WHAT YOU ARE ASKED TO DO:
Across the listing below, how many lines hold "time"? Reply with the number by itself.
[BEGIN RECORDS FOR THIS TASK]
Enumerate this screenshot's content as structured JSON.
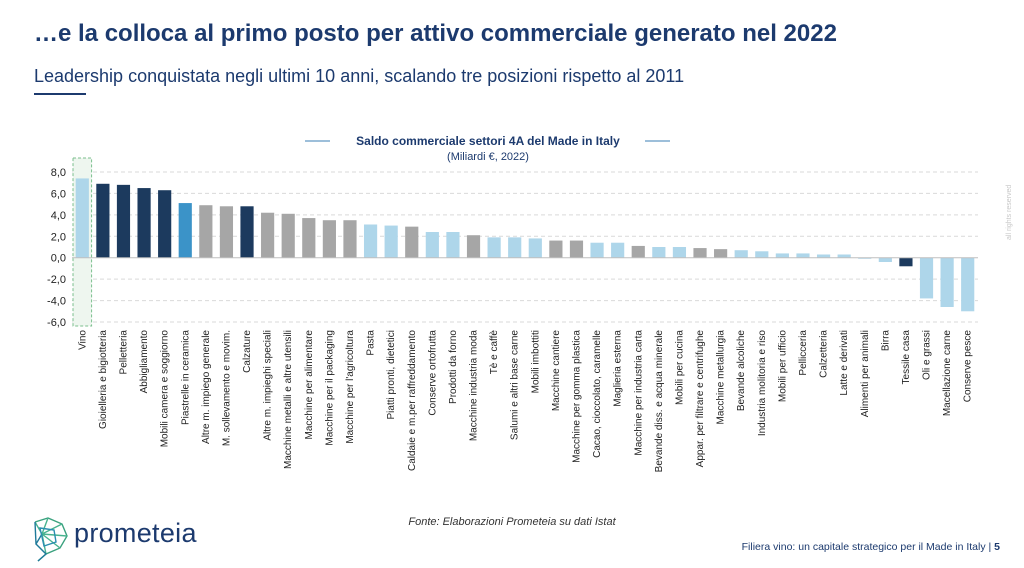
{
  "slide": {
    "title": "…e la colloca al primo posto per attivo commerciale generato nel 2022",
    "subtitle": "Leadership conquistata negli ultimi 10 anni, scalando tre posizioni rispetto al 2011",
    "source": "Fonte: Elaborazioni Prometeia su dati Istat",
    "brand": "prometeia",
    "footer_text": "Filiera vino: un capitale strategico per il Made in Italy | ",
    "page_number": "5",
    "rights": "all rights reserved"
  },
  "colors": {
    "dark": "#1c3a5e",
    "mid": "#3b93c8",
    "grey": "#a6a6a6",
    "light": "#aed6ea",
    "text": "#1c3a6e"
  },
  "chart_data": {
    "type": "bar",
    "title": "Saldo commerciale settori 4A del Made in Italy",
    "subtitle": "(Miliardi €, 2022)",
    "ylim": [
      -6,
      8
    ],
    "yticks": [
      "8,0",
      "6,0",
      "4,0",
      "2,0",
      "0,0",
      "-2,0",
      "-4,0",
      "-6,0"
    ],
    "grid": true,
    "highlighted_category": "Vino",
    "categories": [
      "Vino",
      "Gioielleria e bigiotteria",
      "Pelletteria",
      "Abbigliamento",
      "Mobili camera e soggiorno",
      "Piastrelle in ceramica",
      "Altre m. impiego generale",
      "M. sollevamento e movim.",
      "Calzature",
      "Altre m. impieghi speciali",
      "Macchine metalli e altre utensili",
      "Macchine per alimentare",
      "Macchine per il packaging",
      "Macchine per l'agricoltura",
      "Pasta",
      "Piatti pronti, dietetici",
      "Caldaie e m.per raffreddamento",
      "Conserve ortofrutta",
      "Prodotti da forno",
      "Macchine industria moda",
      "Tè e caffè",
      "Salumi e altri base carne",
      "Mobili imbottiti",
      "Macchine cantiere",
      "Macchine per gomma plastica",
      "Cacao, cioccolato, caramelle",
      "Maglieria esterna",
      "Macchine per industria carta",
      "Bevande diss. e acqua minerale",
      "Mobili per cucina",
      "Appar. per filtrare e centrifughe",
      "Macchine metallurgia",
      "Bevande alcoliche",
      "Industria molitoria e riso",
      "Mobili per ufficio",
      "Pellicceria",
      "Calzetteria",
      "Latte e derivati",
      "Alimenti per animali",
      "Birra",
      "Tessile casa",
      "Oli e grassi",
      "Macellazione carne",
      "Conserve pesce"
    ],
    "values": [
      7.4,
      6.9,
      6.8,
      6.5,
      6.3,
      5.1,
      4.9,
      4.8,
      4.8,
      4.2,
      4.1,
      3.7,
      3.5,
      3.5,
      3.1,
      3.0,
      2.9,
      2.4,
      2.4,
      2.1,
      1.9,
      1.9,
      1.8,
      1.6,
      1.6,
      1.4,
      1.4,
      1.1,
      1.0,
      1.0,
      0.9,
      0.8,
      0.7,
      0.6,
      0.4,
      0.4,
      0.3,
      0.3,
      -0.1,
      -0.4,
      -0.8,
      -3.8,
      -4.6,
      -5.0
    ],
    "color_groups": [
      "light",
      "dark",
      "dark",
      "dark",
      "dark",
      "mid",
      "grey",
      "grey",
      "dark",
      "grey",
      "grey",
      "grey",
      "grey",
      "grey",
      "light",
      "light",
      "grey",
      "light",
      "light",
      "grey",
      "light",
      "light",
      "light",
      "grey",
      "grey",
      "light",
      "light",
      "grey",
      "light",
      "light",
      "grey",
      "grey",
      "light",
      "light",
      "light",
      "light",
      "light",
      "light",
      "light",
      "light",
      "dark",
      "light",
      "light",
      "light"
    ]
  }
}
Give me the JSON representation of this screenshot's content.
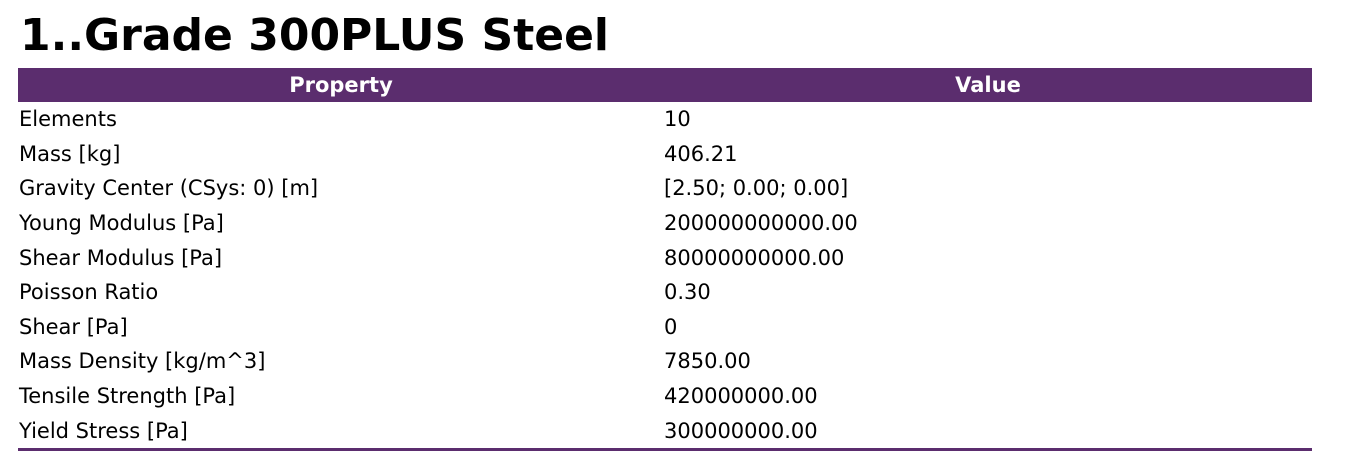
{
  "title": "1..Grade 300PLUS Steel",
  "table": {
    "header": [
      "Property",
      "Value"
    ],
    "rows": [
      [
        "Elements",
        "10"
      ],
      [
        "Mass [kg]",
        "406.21"
      ],
      [
        "Gravity Center (CSys: 0) [m]",
        "[2.50; 0.00; 0.00]"
      ],
      [
        "Young Modulus [Pa]",
        "200000000000.00"
      ],
      [
        "Shear Modulus [Pa]",
        "80000000000.00"
      ],
      [
        "Poisson Ratio",
        "0.30"
      ],
      [
        "Shear [Pa]",
        "0"
      ],
      [
        "Mass Density [kg/m^3]",
        "7850.00"
      ],
      [
        "Tensile Strength [Pa]",
        "420000000.00"
      ],
      [
        "Yield Stress [Pa]",
        "300000000.00"
      ]
    ]
  }
}
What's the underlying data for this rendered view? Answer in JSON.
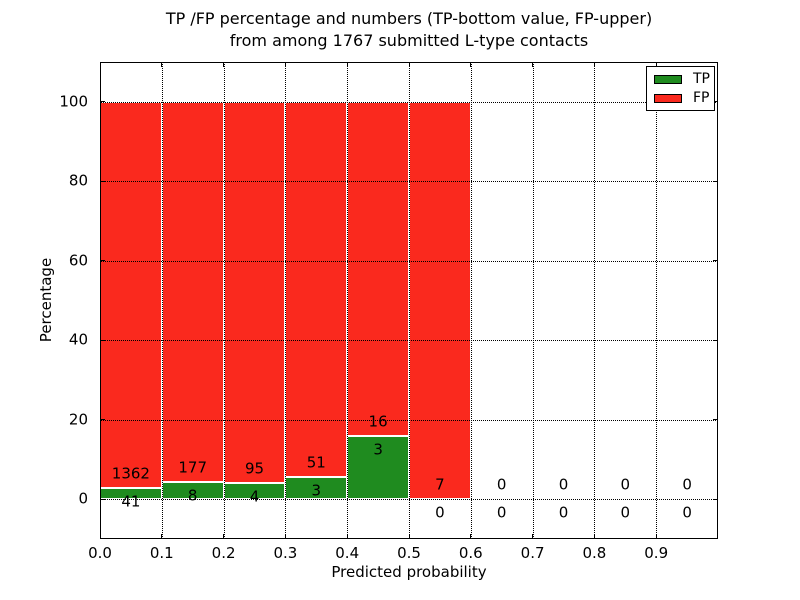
{
  "title": {
    "line1": "TP /FP percentage and numbers (TP-bottom value, FP-upper)",
    "line2": "from among 1767 submitted L-type contacts"
  },
  "axes": {
    "x_label": "Predicted probability",
    "y_label": "Percentage",
    "x_ticks": [
      "0.0",
      "0.1",
      "0.2",
      "0.3",
      "0.4",
      "0.5",
      "0.6",
      "0.7",
      "0.8",
      "0.9"
    ],
    "y_ticks": [
      "0",
      "20",
      "40",
      "60",
      "80",
      "100"
    ],
    "x_range": [
      0.0,
      1.0
    ],
    "y_range": [
      -10,
      110
    ],
    "grid": "dotted"
  },
  "legend": {
    "items": [
      {
        "label": "TP",
        "color": "#1f8b1f"
      },
      {
        "label": "FP",
        "color": "#fa291e"
      }
    ]
  },
  "chart_data": {
    "type": "bar",
    "stacked": true,
    "normalized_to_percent": true,
    "title": "TP /FP percentage and numbers (TP-bottom value, FP-upper) from among 1767 submitted L-type contacts",
    "xlabel": "Predicted probability",
    "ylabel": "Percentage",
    "xlim": [
      0.0,
      1.0
    ],
    "ylim": [
      -10,
      110
    ],
    "bin_width": 0.1,
    "total_contacts": 1767,
    "colors": {
      "tp": "#1f8b1f",
      "fp": "#fa291e",
      "bar_edge": "#ffffff"
    },
    "series_note": "Each bin stacked to 100%: TP% bottom (green), FP% top (red); labels show raw counts (FP above TP)",
    "bins": [
      {
        "x0": 0.0,
        "x1": 0.1,
        "tp_count": 41,
        "fp_count": 1362
      },
      {
        "x0": 0.1,
        "x1": 0.2,
        "tp_count": 8,
        "fp_count": 177
      },
      {
        "x0": 0.2,
        "x1": 0.3,
        "tp_count": 4,
        "fp_count": 95
      },
      {
        "x0": 0.3,
        "x1": 0.4,
        "tp_count": 3,
        "fp_count": 51
      },
      {
        "x0": 0.4,
        "x1": 0.5,
        "tp_count": 3,
        "fp_count": 16
      },
      {
        "x0": 0.5,
        "x1": 0.6,
        "tp_count": 0,
        "fp_count": 7
      },
      {
        "x0": 0.6,
        "x1": 0.7,
        "tp_count": 0,
        "fp_count": 0
      },
      {
        "x0": 0.7,
        "x1": 0.8,
        "tp_count": 0,
        "fp_count": 0
      },
      {
        "x0": 0.8,
        "x1": 0.9,
        "tp_count": 0,
        "fp_count": 0
      },
      {
        "x0": 0.9,
        "x1": 1.0,
        "tp_count": 0,
        "fp_count": 0
      }
    ]
  }
}
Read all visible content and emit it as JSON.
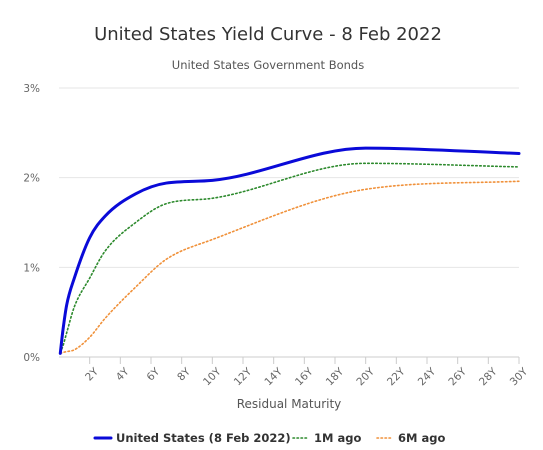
{
  "chart_data": {
    "type": "line",
    "title": "United States Yield Curve - 8 Feb 2022",
    "subtitle": "United States Government Bonds",
    "xlabel": "Residual Maturity",
    "ylabel": "",
    "xlim": [
      0,
      30
    ],
    "ylim": [
      0,
      3
    ],
    "x_ticks": [
      2,
      4,
      6,
      8,
      10,
      12,
      14,
      16,
      18,
      20,
      22,
      24,
      26,
      28,
      30
    ],
    "x_tick_labels": [
      "2Y",
      "4Y",
      "6Y",
      "8Y",
      "10Y",
      "12Y",
      "14Y",
      "16Y",
      "18Y",
      "20Y",
      "22Y",
      "24Y",
      "26Y",
      "28Y",
      "30Y"
    ],
    "y_ticks": [
      0,
      1,
      2,
      3
    ],
    "y_tick_labels": [
      "0%",
      "1%",
      "2%",
      "3%"
    ],
    "grid": {
      "horizontal": true,
      "vertical": false
    },
    "legend_position": "bottom",
    "x": [
      0.083,
      0.25,
      0.5,
      1,
      2,
      3,
      5,
      7,
      10,
      20,
      30
    ],
    "series": [
      {
        "name": "United States (8 Feb 2022)",
        "color": "#0a0ad8",
        "style": "solid",
        "values": [
          0.04,
          0.29,
          0.58,
          0.88,
          1.33,
          1.57,
          1.82,
          1.94,
          1.97,
          2.33,
          2.27
        ]
      },
      {
        "name": "1M ago",
        "color": "#2d8a2d",
        "style": "dotted",
        "values": [
          0.05,
          0.12,
          0.27,
          0.56,
          0.88,
          1.18,
          1.5,
          1.71,
          1.77,
          2.16,
          2.12
        ]
      },
      {
        "name": "6M ago",
        "color": "#f0913a",
        "style": "dotted",
        "values": [
          0.04,
          0.05,
          0.06,
          0.08,
          0.22,
          0.43,
          0.78,
          1.09,
          1.31,
          1.87,
          1.96
        ]
      }
    ]
  }
}
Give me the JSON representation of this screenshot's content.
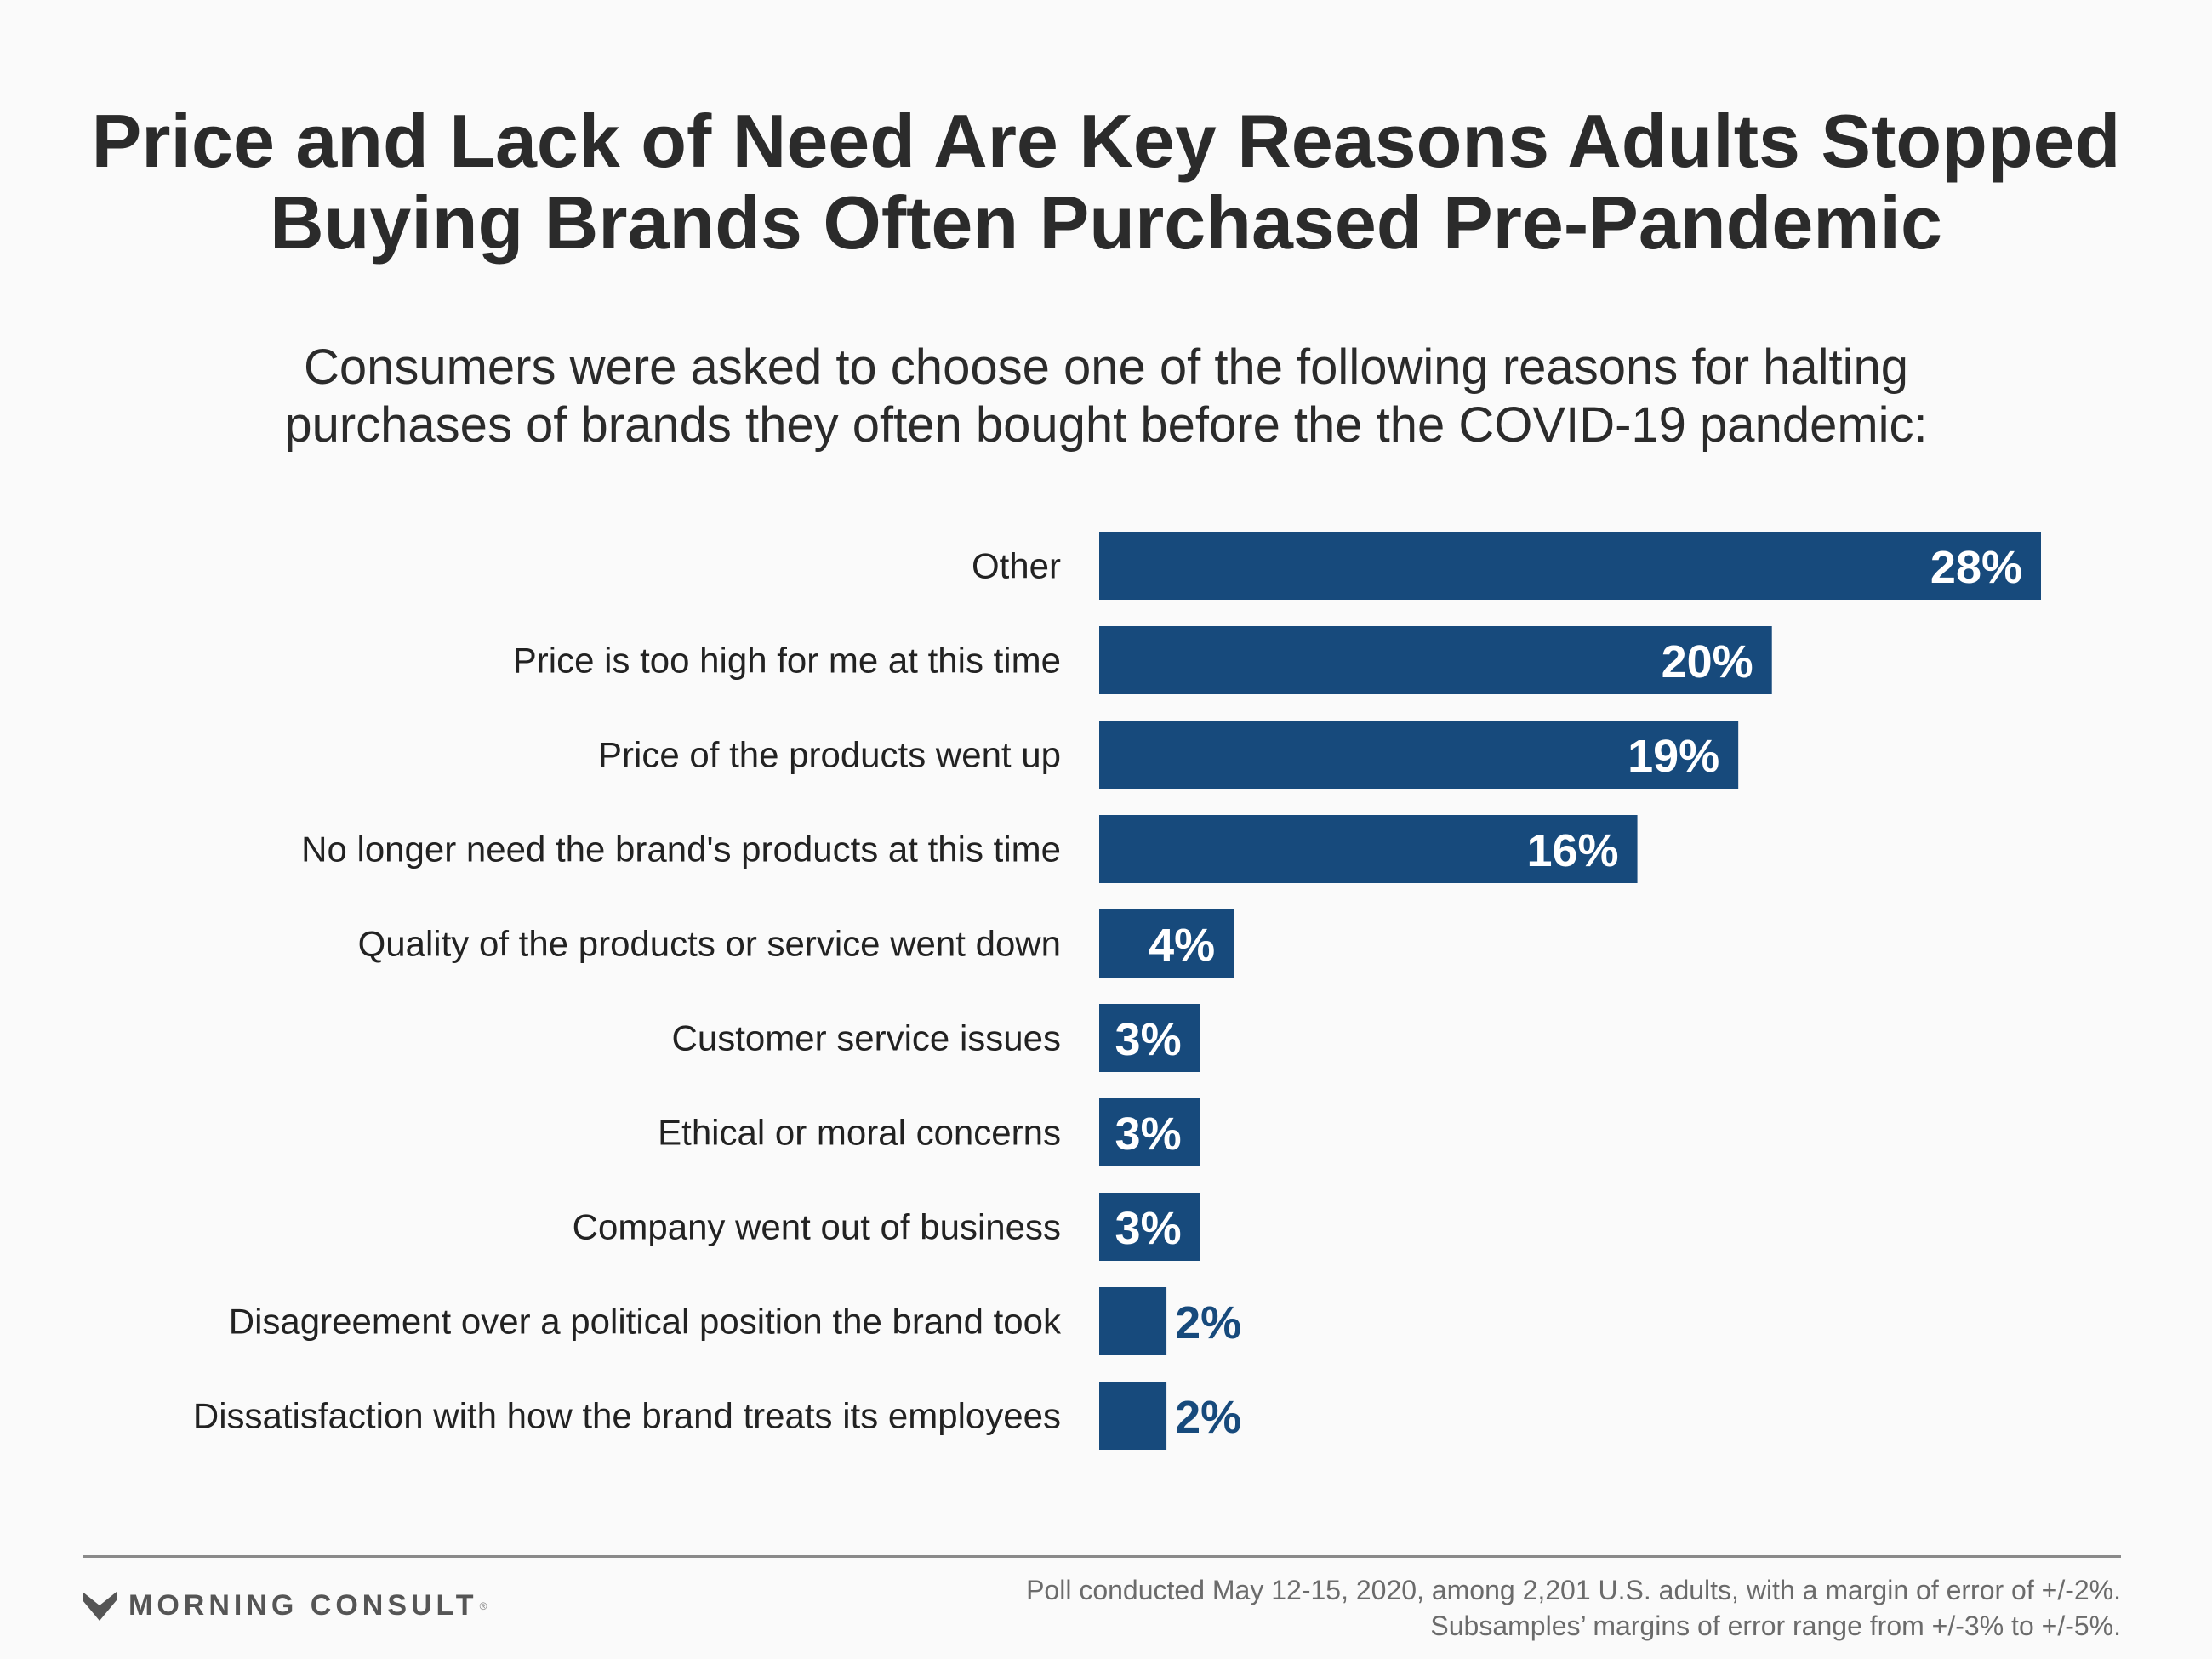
{
  "header": {
    "title_line1": "Price and Lack of Need Are Key Reasons Adults Stopped",
    "title_line2": "Buying Brands Often Purchased Pre-Pandemic",
    "subtitle_line1": "Consumers were asked to choose one of the following reasons for halting",
    "subtitle_line2": "purchases of brands they often bought before the the COVID-19 pandemic:"
  },
  "chart_data": {
    "type": "bar",
    "orientation": "horizontal",
    "categories": [
      "Other",
      "Price is too high for me at this time",
      "Price of the products went up",
      "No longer need the brand's products at this time",
      "Quality of the products or service went down",
      "Customer service issues",
      "Ethical or moral concerns",
      "Company went out of business",
      "Disagreement over a political position the brand took",
      "Dissatisfaction with how the brand treats its employees"
    ],
    "values": [
      28,
      20,
      19,
      16,
      4,
      3,
      3,
      3,
      2,
      2
    ],
    "value_labels": [
      "28%",
      "20%",
      "19%",
      "16%",
      "4%",
      "3%",
      "3%",
      "3%",
      "2%",
      "2%"
    ],
    "unit": "%",
    "bar_color": "#174a7c",
    "xlim": [
      0,
      28
    ],
    "grid": false,
    "legend": "none"
  },
  "footer": {
    "brand": "MORNING CONSULT",
    "brand_mark": "®",
    "brand_icon": "morning-consult-logo-icon",
    "note_line1": "Poll conducted May 12-15, 2020, among 2,201 U.S. adults, with a margin of error of +/-2%.",
    "note_line2": "Subsamples’ margins of error range from +/-3% to +/-5%."
  }
}
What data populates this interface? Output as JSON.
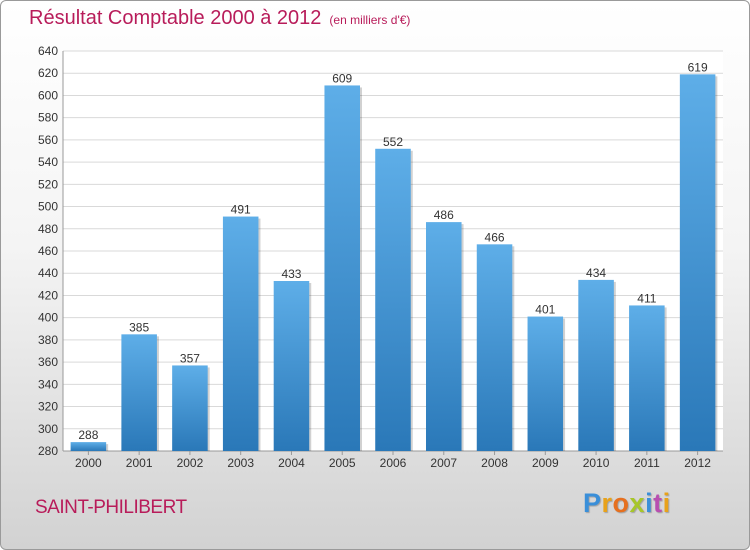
[END RECORDS FOR THIS TASK]
SOLVED EXERCISE:
2